The records should be repeated word for word, pictures excluded.

----- Material for the task -----

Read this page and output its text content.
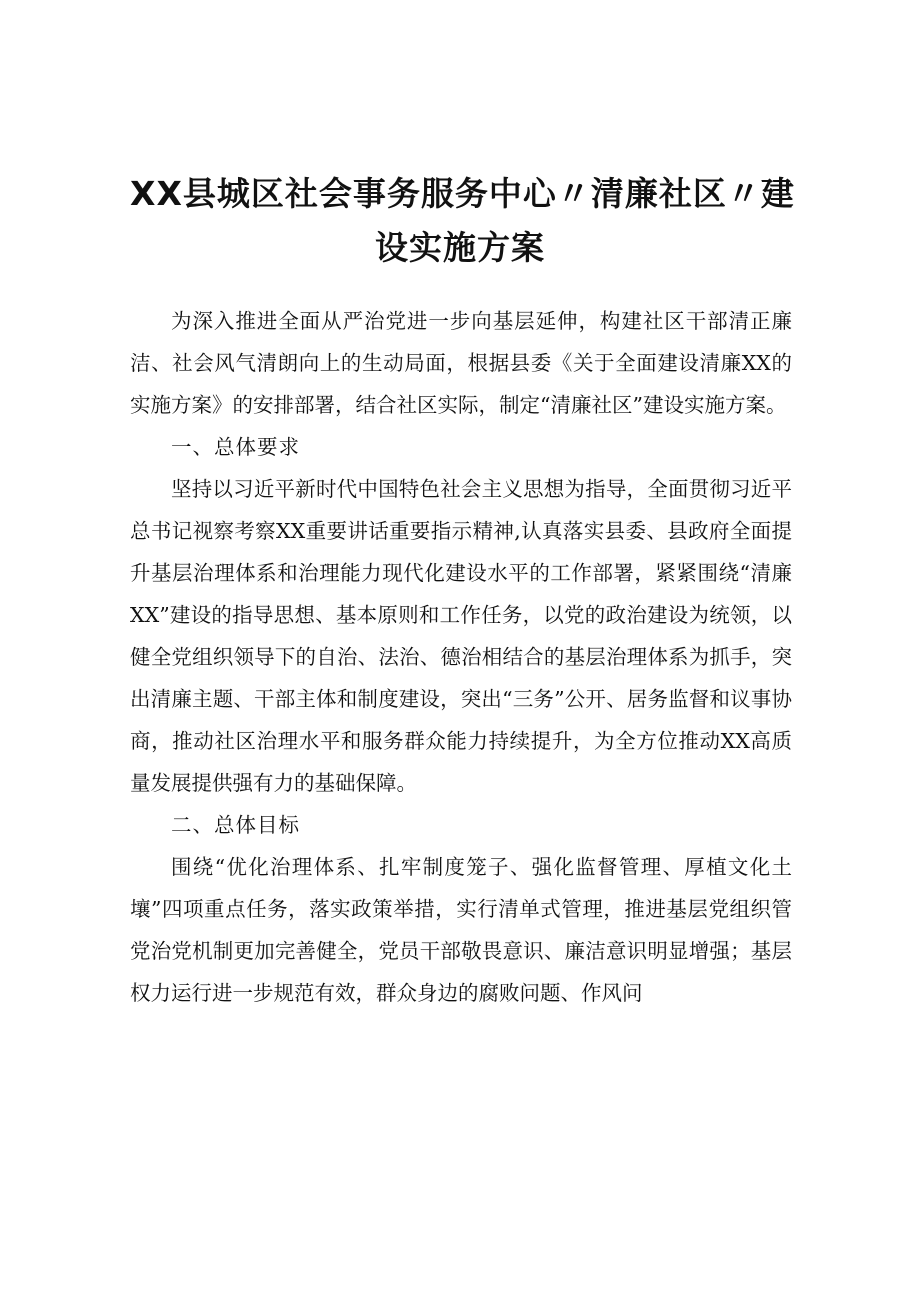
XX县城区社会事务服务中心〃清廉社区〃建
设实施方案

为深入推进全面从严治党进一步向基层延伸，构建社区干部清正廉洁、社会风气清朗向上的生动局面，根据县委《关于全面建设清廉XX的实施方案》的安排部署，结合社区实际，制定“清廉社区”建设实施方案。

一、总体要求

坚持以习近平新时代中国特色社会主义思想为指导，全面贯彻习近平总书记视察考察XX重要讲话重要指示精神,认真落实县委、县政府全面提升基层治理体系和治理能力现代化建设水平的工作部署，紧紧围绕“清廉XX”建设的指导思想、基本原则和工作任务，以党的政治建设为统领，以健全党组织领导下的自治、法治、德治相结合的基层治理体系为抓手，突出清廉主题、干部主体和制度建设，突出“三务”公开、居务监督和议事协商，推动社区治理水平和服务群众能力持续提升，为全方位推动XX高质量发展提供强有力的基础保障。

二、总体目标

围绕“优化治理体系、扎牢制度笼子、强化监督管理、厚植文化土壤”四项重点任务，落实政策举措，实行清单式管理，推进基层党组织管党治党机制更加完善健全，党员干部敬畏意识、廉洁意识明显增强；基层权力运行进一步规范有效，群众身边的腐败问题、作风问
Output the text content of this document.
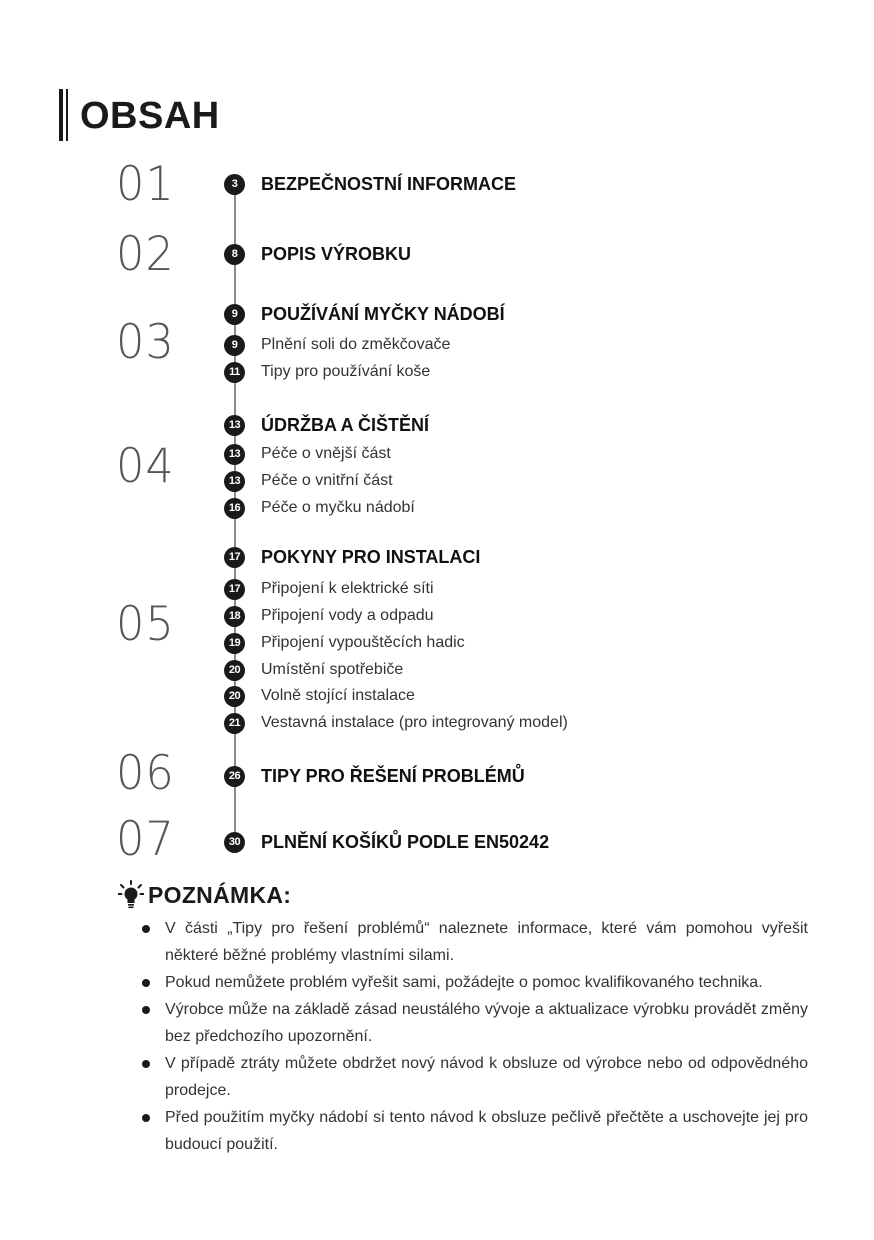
OBSAH
01	3	BEZPEČNOSTNÍ INFORMACE
02	8	POPIS VÝROBKU
03
9	POUŽÍVÁNÍ MYČKY NÁDOBÍ
9	Plnění soli do změkčovače
11	Tipy pro používání koše
04
13 ÚDRŽBA A ČIŠTĚNÍ
13	Péče o vnější část
13	Péče o vnitřní část
16	Péče o myčku nádobí
05
17 POKYNY PRO INSTALACI
17	Připojení k elektrické síti
18	Připojení vody a odpadu
19	Připojení vypouštěcích hadic
20	Umístění spotřebiče
20	Volně stojící instalace
21	Vestavná instalace (pro integrovaný model)
06	26 TIPY PRO ŘEŠENÍ PROBLÉMŮ
07	30 PLNĚNÍ KOŠÍKŮ PODLE EN50242
POZNÁMKA:
V části „Tipy pro řešení problémů“ naleznete informace, které vám pomohou vyřešit některé běžné problémy vlastními silami.
Pokud nemůžete problém vyřešit sami, požádejte o pomoc kvalifikovaného technika.
Výrobce může na základě zásad neustálého vývoje a aktualizace výrobku provádět změny bez předchozího upozornění.
V případě ztráty můžete obdržet nový návod k obsluze od výrobce nebo od odpovědného prodejce.
Před použitím myčky nádobí si tento návod k obsluze pečlivě přečtěte a uschovejte jej pro budoucí použití.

-----

_Solution to this exercise_.
Read this page and output its text content.
XX县城区社会事务服务中心〃清廉社区〃建
设实施方案

为深入推进全面从严治党进一步向基层延伸，构建社区干部清正廉洁、社会风气清朗向上的生动局面，根据县委《关于全面建设清廉XX的实施方案》的安排部署，结合社区实际，制定“清廉社区”建设实施方案。

一、总体要求

坚持以习近平新时代中国特色社会主义思想为指导，全面贯彻习近平总书记视察考察XX重要讲话重要指示精神,认真落实县委、县政府全面提升基层治理体系和治理能力现代化建设水平的工作部署，紧紧围绕“清廉XX”建设的指导思想、基本原则和工作任务，以党的政治建设为统领，以健全党组织领导下的自治、法治、德治相结合的基层治理体系为抓手，突出清廉主题、干部主体和制度建设，突出“三务”公开、居务监督和议事协商，推动社区治理水平和服务群众能力持续提升，为全方位推动XX高质量发展提供强有力的基础保障。

二、总体目标

围绕“优化治理体系、扎牢制度笼子、强化监督管理、厚植文化土壤”四项重点任务，落实政策举措，实行清单式管理，推进基层党组织管党治党机制更加完善健全，党员干部敬畏意识、廉洁意识明显增强；基层权力运行进一步规范有效，群众身边的腐败问题、作风问
Output the text content of this document.
OBSAH
01	3	BEZPEČNOSTNÍ INFORMACE
02	8	POPIS VÝROBKU
03
9	POUŽÍVÁNÍ MYČKY NÁDOBÍ
9	Plnění soli do změkčovače
11	Tipy pro používání koše
04
13 ÚDRŽBA A ČIŠTĚNÍ
13	Péče o vnější část
13	Péče o vnitřní část
16	Péče o myčku nádobí
05
17 POKYNY PRO INSTALACI
17	Připojení k elektrické síti
18	Připojení vody a odpadu
19	Připojení vypouštěcích hadic
20	Umístění spotřebiče
20	Volně stojící instalace
21	Vestavná instalace (pro integrovaný model)
06	26 TIPY PRO ŘEŠENÍ PROBLÉMŮ
07	30 PLNĚNÍ KOŠÍKŮ PODLE EN50242
POZNÁMKA:
V části „Tipy pro řešení problémů“ naleznete informace, které vám pomohou vyřešit některé běžné problémy vlastními silami.
Pokud nemůžete problém vyřešit sami, požádejte o pomoc kvalifikovaného technika.
Výrobce může na základě zásad neustálého vývoje a aktualizace výrobku provádět změny bez předchozího upozornění.
V případě ztráty můžete obdržet nový návod k obsluze od výrobce nebo od odpovědného prodejce.
Před použitím myčky nádobí si tento návod k obsluze pečlivě přečtěte a uschovejte jej pro budoucí použití.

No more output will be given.